→ Set problem: Reproduce each line that includes the word "IvyPanda".

→ Material for this exercise:
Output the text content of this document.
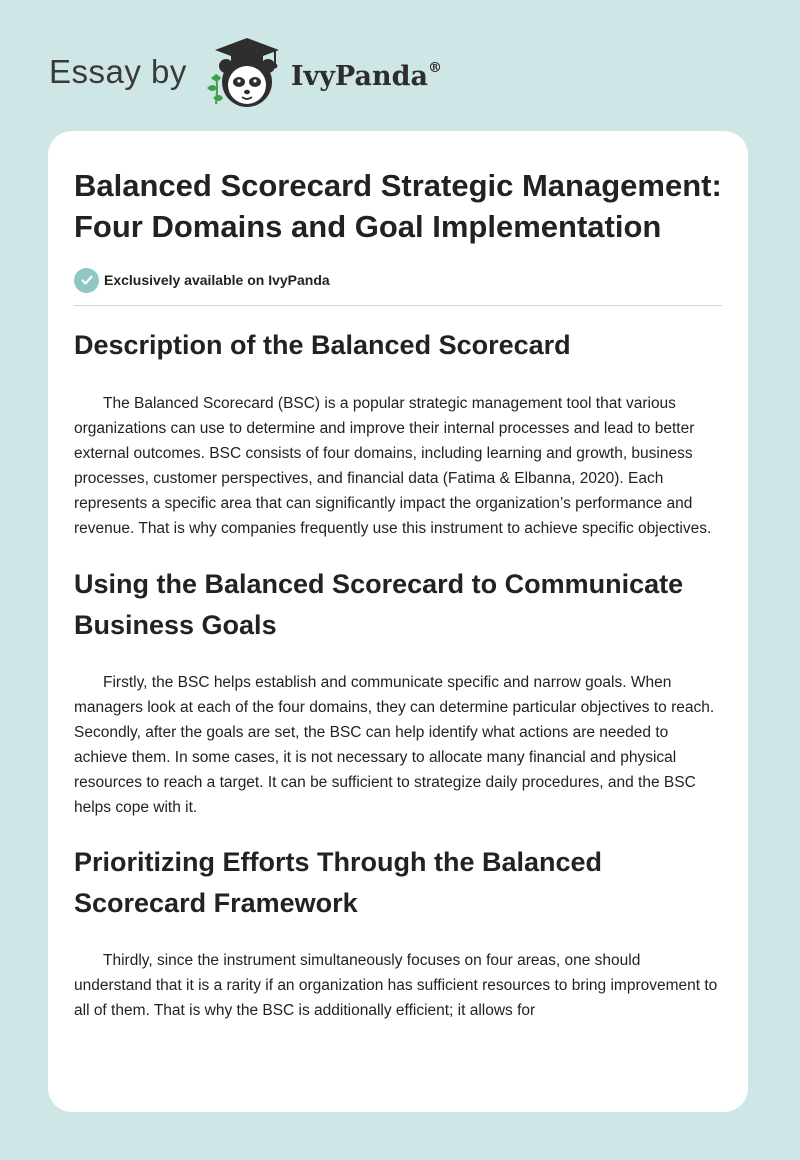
Essay by	IvyPanda®
Balanced Scorecard Strategic Management: Four Domains and Goal Implementation
Exclusively available on IvyPanda
Description of the Balanced Scorecard

The Balanced Scorecard (BSC) is a popular strategic management tool that various organizations can use to determine and improve their internal processes and lead to better external outcomes. BSC consists of four domains, including learning and growth, business processes, customer perspectives, and financial data (Fatima & Elbanna, 2020). Each represents a specific area that can significantly impact the organization’s performance and revenue. That is why companies frequently use this instrument to achieve specific objectives.

Using the Balanced Scorecard to Communicate Business Goals

Firstly, the BSC helps establish and communicate specific and narrow goals. When managers look at each of the four domains, they can determine particular objectives to reach. Secondly, after the goals are set, the BSC can help identify what actions are needed to achieve them. In some cases, it is not necessary to allocate many financial and physical resources to reach a target. It can be sufficient to strategize daily procedures, and the BSC helps cope with it.

Prioritizing Efforts Through the Balanced Scorecard Framework

Thirdly, since the instrument simultaneously focuses on four areas, one should understand that it is a rarity if an organization has sufficient resources to bring improvement to all of them. That is why the BSC is additionally efficient; it allows for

→ Response:
Essay by	IvyPanda®
Exclusively available on IvyPanda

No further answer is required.